EXCERPTED DATA ->
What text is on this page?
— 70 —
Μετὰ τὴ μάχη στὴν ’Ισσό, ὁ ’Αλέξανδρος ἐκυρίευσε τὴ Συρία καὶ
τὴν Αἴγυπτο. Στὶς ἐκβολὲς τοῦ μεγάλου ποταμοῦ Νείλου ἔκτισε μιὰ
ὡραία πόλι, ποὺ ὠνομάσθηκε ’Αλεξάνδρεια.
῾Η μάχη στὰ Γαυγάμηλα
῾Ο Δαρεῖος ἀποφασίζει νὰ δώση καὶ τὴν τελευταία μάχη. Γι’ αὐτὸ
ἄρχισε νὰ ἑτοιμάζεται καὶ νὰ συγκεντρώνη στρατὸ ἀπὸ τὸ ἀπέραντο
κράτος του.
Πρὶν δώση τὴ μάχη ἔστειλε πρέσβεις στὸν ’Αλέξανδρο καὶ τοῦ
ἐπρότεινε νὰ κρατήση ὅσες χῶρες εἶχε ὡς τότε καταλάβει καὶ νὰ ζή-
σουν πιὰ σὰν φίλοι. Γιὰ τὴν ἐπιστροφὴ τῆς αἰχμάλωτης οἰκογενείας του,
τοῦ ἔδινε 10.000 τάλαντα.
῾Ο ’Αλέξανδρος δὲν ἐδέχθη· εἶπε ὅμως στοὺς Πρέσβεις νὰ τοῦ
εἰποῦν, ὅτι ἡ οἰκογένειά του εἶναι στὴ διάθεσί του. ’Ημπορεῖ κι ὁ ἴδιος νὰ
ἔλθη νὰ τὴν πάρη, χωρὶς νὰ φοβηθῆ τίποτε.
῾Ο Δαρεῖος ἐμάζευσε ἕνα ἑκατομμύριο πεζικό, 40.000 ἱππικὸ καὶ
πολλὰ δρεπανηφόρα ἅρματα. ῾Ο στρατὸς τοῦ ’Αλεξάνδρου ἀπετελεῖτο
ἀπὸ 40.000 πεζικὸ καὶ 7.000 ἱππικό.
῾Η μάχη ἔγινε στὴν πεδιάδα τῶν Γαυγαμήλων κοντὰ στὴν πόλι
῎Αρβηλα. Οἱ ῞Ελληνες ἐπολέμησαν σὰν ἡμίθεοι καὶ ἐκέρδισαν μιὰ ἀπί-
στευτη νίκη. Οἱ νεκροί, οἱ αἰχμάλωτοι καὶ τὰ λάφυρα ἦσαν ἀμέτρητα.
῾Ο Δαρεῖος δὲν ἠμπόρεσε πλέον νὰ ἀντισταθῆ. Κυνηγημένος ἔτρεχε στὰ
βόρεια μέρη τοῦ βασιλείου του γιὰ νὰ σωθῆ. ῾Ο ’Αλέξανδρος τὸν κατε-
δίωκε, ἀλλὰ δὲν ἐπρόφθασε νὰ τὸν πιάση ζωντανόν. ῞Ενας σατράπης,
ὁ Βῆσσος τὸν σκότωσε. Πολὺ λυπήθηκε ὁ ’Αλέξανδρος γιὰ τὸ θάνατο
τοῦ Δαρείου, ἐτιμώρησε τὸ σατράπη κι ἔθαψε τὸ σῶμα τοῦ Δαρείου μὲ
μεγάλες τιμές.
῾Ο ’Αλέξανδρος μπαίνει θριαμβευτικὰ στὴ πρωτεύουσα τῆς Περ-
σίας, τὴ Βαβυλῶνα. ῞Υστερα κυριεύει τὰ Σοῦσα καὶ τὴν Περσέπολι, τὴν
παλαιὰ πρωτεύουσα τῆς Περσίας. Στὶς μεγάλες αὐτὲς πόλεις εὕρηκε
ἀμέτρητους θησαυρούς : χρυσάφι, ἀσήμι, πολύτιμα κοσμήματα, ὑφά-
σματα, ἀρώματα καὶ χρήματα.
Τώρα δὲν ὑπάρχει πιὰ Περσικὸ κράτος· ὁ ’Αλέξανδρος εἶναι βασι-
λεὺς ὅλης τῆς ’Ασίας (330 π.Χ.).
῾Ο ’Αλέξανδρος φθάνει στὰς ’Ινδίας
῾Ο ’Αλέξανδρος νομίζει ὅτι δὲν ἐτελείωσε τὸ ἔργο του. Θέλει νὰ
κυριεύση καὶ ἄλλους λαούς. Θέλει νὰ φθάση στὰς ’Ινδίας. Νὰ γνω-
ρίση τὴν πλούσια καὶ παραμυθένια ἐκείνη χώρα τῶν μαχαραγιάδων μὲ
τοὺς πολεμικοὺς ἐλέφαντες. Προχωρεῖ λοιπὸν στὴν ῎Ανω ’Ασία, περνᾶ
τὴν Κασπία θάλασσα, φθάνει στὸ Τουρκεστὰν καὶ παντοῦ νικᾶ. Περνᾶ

JOB ->
Repeat the listing above without any change.

TASK ANSWER ->
What text is on this page?
— 70 —
Μετὰ τὴ μάχη στὴν ’Ισσό, ὁ ’Αλέξανδρος ἐκυρίευσε τὴ Συρία καὶ
τὴν Αἴγυπτο. Στὶς ἐκβολὲς τοῦ μεγάλου ποταμοῦ Νείλου ἔκτισε μιὰ
ὡραία πόλι, ποὺ ὠνομάσθηκε ’Αλεξάνδρεια.
῾Η μάχη στὰ Γαυγάμηλα
῾Ο Δαρεῖος ἀποφασίζει νὰ δώση καὶ τὴν τελευταία μάχη. Γι’ αὐτὸ
ἄρχισε νὰ ἑτοιμάζεται καὶ νὰ συγκεντρώνη στρατὸ ἀπὸ τὸ ἀπέραντο
κράτος του.
Πρὶν δώση τὴ μάχη ἔστειλε πρέσβεις στὸν ’Αλέξανδρο καὶ τοῦ
ἐπρότεινε νὰ κρατήση ὅσες χῶρες εἶχε ὡς τότε καταλάβει καὶ νὰ ζή-
σουν πιὰ σὰν φίλοι. Γιὰ τὴν ἐπιστροφὴ τῆς αἰχμάλωτης οἰκογενείας του,
τοῦ ἔδινε 10.000 τάλαντα.
῾Ο ’Αλέξανδρος δὲν ἐδέχθη· εἶπε ὅμως στοὺς Πρέσβεις νὰ τοῦ
εἰποῦν, ὅτι ἡ οἰκογένειά του εἶναι στὴ διάθεσί του. ’Ημπορεῖ κι ὁ ἴδιος νὰ
ἔλθη νὰ τὴν πάρη, χωρὶς νὰ φοβηθῆ τίποτε.
῾Ο Δαρεῖος ἐμάζευσε ἕνα ἑκατομμύριο πεζικό, 40.000 ἱππικὸ καὶ
πολλὰ δρεπανηφόρα ἅρματα. ῾Ο στρατὸς τοῦ ’Αλεξάνδρου ἀπετελεῖτο
ἀπὸ 40.000 πεζικὸ καὶ 7.000 ἱππικό.
῾Η μάχη ἔγινε στὴν πεδιάδα τῶν Γαυγαμήλων κοντὰ στὴν πόλι
῎Αρβηλα. Οἱ ῞Ελληνες ἐπολέμησαν σὰν ἡμίθεοι καὶ ἐκέρδισαν μιὰ ἀπί-
στευτη νίκη. Οἱ νεκροί, οἱ αἰχμάλωτοι καὶ τὰ λάφυρα ἦσαν ἀμέτρητα.
῾Ο Δαρεῖος δὲν ἠμπόρεσε πλέον νὰ ἀντισταθῆ. Κυνηγημένος ἔτρεχε στὰ
βόρεια μέρη τοῦ βασιλείου του γιὰ νὰ σωθῆ. ῾Ο ’Αλέξανδρος τὸν κατε-
δίωκε, ἀλλὰ δὲν ἐπρόφθασε νὰ τὸν πιάση ζωντανόν. ῞Ενας σατράπης,
ὁ Βῆσσος τὸν σκότωσε. Πολὺ λυπήθηκε ὁ ’Αλέξανδρος γιὰ τὸ θάνατο
τοῦ Δαρείου, ἐτιμώρησε τὸ σατράπη κι ἔθαψε τὸ σῶμα τοῦ Δαρείου μὲ
μεγάλες τιμές.
῾Ο ’Αλέξανδρος μπαίνει θριαμβευτικὰ στὴ πρωτεύουσα τῆς Περ-
σίας, τὴ Βαβυλῶνα. ῞Υστερα κυριεύει τὰ Σοῦσα καὶ τὴν Περσέπολι, τὴν
παλαιὰ πρωτεύουσα τῆς Περσίας. Στὶς μεγάλες αὐτὲς πόλεις εὕρηκε
ἀμέτρητους θησαυρούς : χρυσάφι, ἀσήμι, πολύτιμα κοσμήματα, ὑφά-
σματα, ἀρώματα καὶ χρήματα.
Τώρα δὲν ὑπάρχει πιὰ Περσικὸ κράτος· ὁ ’Αλέξανδρος εἶναι βασι-
λεὺς ὅλης τῆς ’Ασίας (330 π.Χ.).
῾Ο ’Αλέξανδρος φθάνει στὰς ’Ινδίας
῾Ο ’Αλέξανδρος νομίζει ὅτι δὲν ἐτελείωσε τὸ ἔργο του. Θέλει νὰ
κυριεύση καὶ ἄλλους λαούς. Θέλει νὰ φθάση στὰς ’Ινδίας. Νὰ γνω-
ρίση τὴν πλούσια καὶ παραμυθένια ἐκείνη χώρα τῶν μαχαραγιάδων μὲ
τοὺς πολεμικοὺς ἐλέφαντες. Προχωρεῖ λοιπὸν στὴν ῎Ανω ’Ασία, περνᾶ
τὴν Κασπία θάλασσα, φθάνει στὸ Τουρκεστὰν καὶ παντοῦ νικᾶ. Περνᾶ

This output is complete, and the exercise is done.